[Data records]
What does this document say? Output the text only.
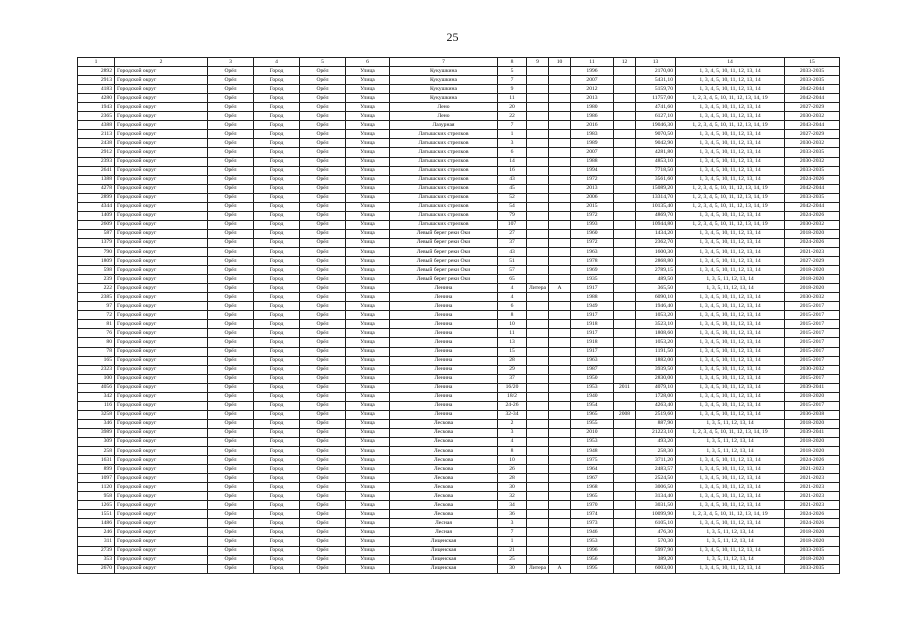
25
1	2	3	4	5	6	7	8	9	10	11	12	13	14	15
2892	Городской округ	Орёл	Город	Орёл	Улица	Кукушкина	5			1996		2170,00	1, 3, 4, 5, 10, 11, 12, 13, 14	2033-2035
2913	Городской округ	Орёл	Город	Орёл	Улица	Кукушкина	7			2007		5431,10	1, 3, 4, 5, 10, 11, 12, 13, 14	2033-2035
4183	Городской округ	Орёл	Город	Орёл	Улица	Кукушкина	9			2012		5159,70	1, 3, 4, 5, 10, 11, 12, 13, 14	2042-2044
4280	Городской округ	Орёл	Город	Орёл	Улица	Кукушкина	11			2013		11757,00	1, 2, 3, 4, 5, 10, 11, 12, 13, 14, 19	2042-2044
1943	Городской округ	Орёл	Город	Орёл	Улица	Лено	20			1980		4741,60	1, 3, 4, 5, 10, 11, 12, 13, 14	2027-2029
2365	Городской округ	Орёл	Город	Орёл	Улица	Лено	22			1986		6127,10	1, 3, 4, 5, 10, 11, 12, 13, 14	2030-2032
4388	Городской округ	Орёл	Город	Орёл	Улица	Лазурная	7			2016		19046,30	1, 2, 3, 4, 5, 10, 11, 12, 13, 14, 19	2043-2044
2113	Городской округ	Орёл	Город	Орёл	Улица	Латышских стрелков	1			1983		9070,50	1, 3, 4, 5, 10, 11, 12, 13, 14	2027-2029
2438	Городской округ	Орёл	Город	Орёл	Улица	Латышских стрелков	3			1989		9042,90	1, 3, 4, 5, 10, 11, 12, 13, 14	2030-2032
2912	Городской округ	Орёл	Город	Орёл	Улица	Латышских стрелков	6			2007		4281,80	1, 3, 4, 5, 10, 11, 12, 13, 14	2033-2035
2393	Городской округ	Орёл	Город	Орёл	Улица	Латышских стрелков	14			1988		4853,10	1, 3, 4, 5, 10, 11, 12, 13, 14	2030-2032
2641	Городской округ	Орёл	Город	Орёл	Улица	Латышских стрелков	16			1994		7718,50	1, 3, 4, 5, 10, 11, 12, 13, 14	2033-2035
1388	Городской округ	Орёл	Город	Орёл	Улица	Латышских стрелков	43			1972		3561,60	1, 3, 4, 5, 10, 11, 12, 13, 14	2024-2026
4278	Городской округ	Орёл	Город	Орёл	Улица	Латышских стрелков	45			2013		15089,20	1, 2, 3, 4, 5, 10, 11, 12, 13, 14, 19	2042-2044
2899	Городской округ	Орёл	Город	Орёл	Улица	Латышских стрелков	52			2006		13314,70	1, 2, 3, 4, 5, 10, 11, 12, 13, 14, 19	2033-2035
4344	Городской округ	Орёл	Город	Орёл	Улица	Латышских стрелков	54			2015		10135,40	1, 2, 3, 4, 5, 10, 11, 12, 13, 14, 19	2042-2044
1409	Городской округ	Орёл	Город	Орёл	Улица	Латышских стрелков	79			1972		4869,70	1, 3, 4, 5, 10, 11, 12, 13, 14	2024-2026
2609	Городской округ	Орёл	Город	Орёл	Улица	Латышских стрелков	107			1993		10944,80	1, 2, 3, 4, 5, 10, 11, 12, 13, 14, 19	2030-2032
587	Городской округ	Орёл	Город	Орёл	Улица	Левый берег реки Оки	27			1960		1434,20	1, 3, 4, 5, 10, 11, 12, 13, 14	2018-2020
1379	Городской округ	Орёл	Город	Орёл	Улица	Левый берег реки Оки	37			1972		2362,70	1, 3, 4, 5, 10, 11, 12, 13, 14	2024-2026
790	Городской округ	Орёл	Город	Орёл	Улица	Левый берег реки Оки	43			1963		1600,30	1, 3, 4, 5, 10, 11, 12, 13, 14	2021-2023
1809	Городской округ	Орёл	Город	Орёл	Улица	Левый берег реки Оки	51			1978		2868,80	1, 3, 4, 5, 10, 11, 12, 13, 14	2027-2029
598	Городской округ	Орёл	Город	Орёл	Улица	Левый берег реки Оки	57			1969		2789,15	1, 3, 4, 5, 10, 11, 12, 13, 14	2018-2020
239	Городской округ	Орёл	Город	Орёл	Улица	Левый берег реки Оки	65			1935		489,50	1, 3, 5, 11, 12, 13, 14	2018-2020
222	Городской округ	Орёл	Город	Орёл	Улица	Ленина	4	Литера	А	1917		365,50	1, 3, 5, 11, 12, 13, 14	2018-2020
2385	Городской округ	Орёл	Город	Орёл	Улица	Ленина	4			1988		6090,10	1, 3, 4, 5, 10, 11, 12, 13, 14	2030-2032
97	Городской округ	Орёл	Город	Орёл	Улица	Ленина	6			1949		1946,40	1, 3, 4, 5, 10, 11, 12, 13, 14	2015-2017
72	Городской округ	Орёл	Город	Орёл	Улица	Ленина	8			1917		1053,20	1, 3, 4, 5, 10, 11, 12, 13, 14	2015-2017
81	Городской округ	Орёл	Город	Орёл	Улица	Ленина	10			1918		3523,10	1, 3, 4, 5, 10, 11, 12, 13, 14	2015-2017
76	Городской округ	Орёл	Город	Орёл	Улица	Ленина	11			1917		1808,60	1, 3, 4, 5, 10, 11, 12, 13, 14	2015-2017
80	Городской округ	Орёл	Город	Орёл	Улица	Ленина	13			1918		1053,20	1, 3, 4, 5, 10, 11, 12, 13, 14	2015-2017
78	Городской округ	Орёл	Город	Орёл	Улица	Ленина	15			1917		1191,50	1, 3, 4, 5, 10, 11, 12, 13, 14	2015-2017
165	Городской округ	Орёл	Город	Орёл	Улица	Ленина	28			1963		1882,00	1, 3, 4, 5, 10, 11, 12, 13, 14	2015-2017
2323	Городской округ	Орёл	Город	Орёл	Улица	Ленина	29			1987		3939,50	1, 3, 4, 5, 10, 11, 12, 13, 14	2030-2032
100	Городской округ	Орёл	Город	Орёл	Улица	Ленина	37			1950		2830,00	1, 3, 4, 5, 10, 11, 12, 13, 14	2015-2017
4056	Городской округ	Орёл	Город	Орёл	Улица	Ленина	16/20			1953	2011	4079,10	1, 3, 4, 5, 10, 11, 12, 13, 14	2039-2041
342	Городской округ	Орёл	Город	Орёл	Улица	Ленина	18/2			1940		1728,00	1, 3, 4, 5, 10, 11, 12, 13, 14	2018-2020
116	Городской округ	Орёл	Город	Орёл	Улица	Ленина	24-26			1954		4263,40	1, 3, 4, 5, 10, 11, 12, 13, 14	2015-2017
3258	Городской округ	Орёл	Город	Орёл	Улица	Ленина	32-34			1965	2008	2519,60	1, 3, 4, 5, 10, 11, 12, 13, 14	2036-2038
346	Городской округ	Орёл	Город	Орёл	Улица	Лескова	2			1955		887,90	1, 3, 5, 11, 12, 13, 14	2018-2020
3989	Городской округ	Орёл	Город	Орёл	Улица	Лескова	3			2010		21223,10	1, 2, 3, 4, 5, 10, 11, 12, 13, 14, 19	2039-2041
309	Городской округ	Орёл	Город	Орёл	Улица	Лескова	4			1953		493,20	1, 3, 5, 11, 12, 13, 14	2018-2020
258	Городской округ	Орёл	Город	Орёл	Улица	Лескова	8			1948		258,30	1, 3, 5, 11, 12, 13, 14	2018-2020
1631	Городской округ	Орёл	Город	Орёл	Улица	Лескова	10			1975		3711,20	1, 3, 4, 5, 10, 11, 12, 13, 14	2024-2026
899	Городской округ	Орёл	Город	Орёл	Улица	Лескова	26			1964		2483,57	1, 3, 4, 5, 10, 11, 12, 13, 14	2021-2023
1097	Городской округ	Орёл	Город	Орёл	Улица	Лескова	28			1967		2524,50	1, 3, 4, 5, 10, 11, 12, 13, 14	2021-2023
1120	Городской округ	Орёл	Город	Орёл	Улица	Лескова	30			1968		3006,50	1, 3, 4, 5, 10, 11, 12, 13, 14	2021-2023
958	Городской округ	Орёл	Город	Орёл	Улица	Лескова	32			1965		3134,40	1, 3, 4, 5, 10, 11, 12, 13, 14	2021-2023
1265	Городской округ	Орёл	Город	Орёл	Улица	Лескова	34			1970		3031,50	1, 3, 4, 5, 10, 11, 12, 13, 14	2021-2023
1551	Городской округ	Орёл	Город	Орёл	Улица	Лескова	36			1974		10099,90	1, 2, 3, 4, 5, 10, 11, 12, 13, 14, 19	2024-2026
1486	Городской округ	Орёл	Город	Орёл	Улица	Лесная	3			1973		6105,10	1, 3, 4, 5, 10, 11, 12, 13, 14	2024-2026
246	Городской округ	Орёл	Город	Орёл	Улица	Лесная	7			1946		476,30	1, 3, 5, 11, 12, 13, 14	2018-2020
311	Городской округ	Орёл	Город	Орёл	Улица	Лиценская	1			1953		570,30	1, 3, 5, 11, 12, 13, 14	2018-2020
2739	Городской округ	Орёл	Город	Орёл	Улица	Лиценская	21			1996		5997,90	1, 3, 4, 5, 10, 11, 12, 13, 14	2033-2035
353	Городской округ	Орёл	Город	Орёл	Улица	Лиценская	25			1956		389,20	1, 3, 5, 11, 12, 13, 14	2018-2020
2670	Городской округ	Орёл	Город	Орёл	Улица	Лиценская	30	Литера	А	1995		6003,00	1, 3, 4, 5, 10, 11, 12, 13, 14	2033-2035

(Task requirements) Gather all lines from the records above in which "Лено" appears.

(Task solution)
1943	Городской округ	Орёл	Город	Орёл	Улица	Лено	20			1980		4741,60	1, 3, 4, 5, 10, 11, 12, 13, 14	2027-2029
2365	Городской округ	Орёл	Город	Орёл	Улица	Лено	22			1986		6127,10	1, 3, 4, 5, 10, 11, 12, 13, 14	2030-2032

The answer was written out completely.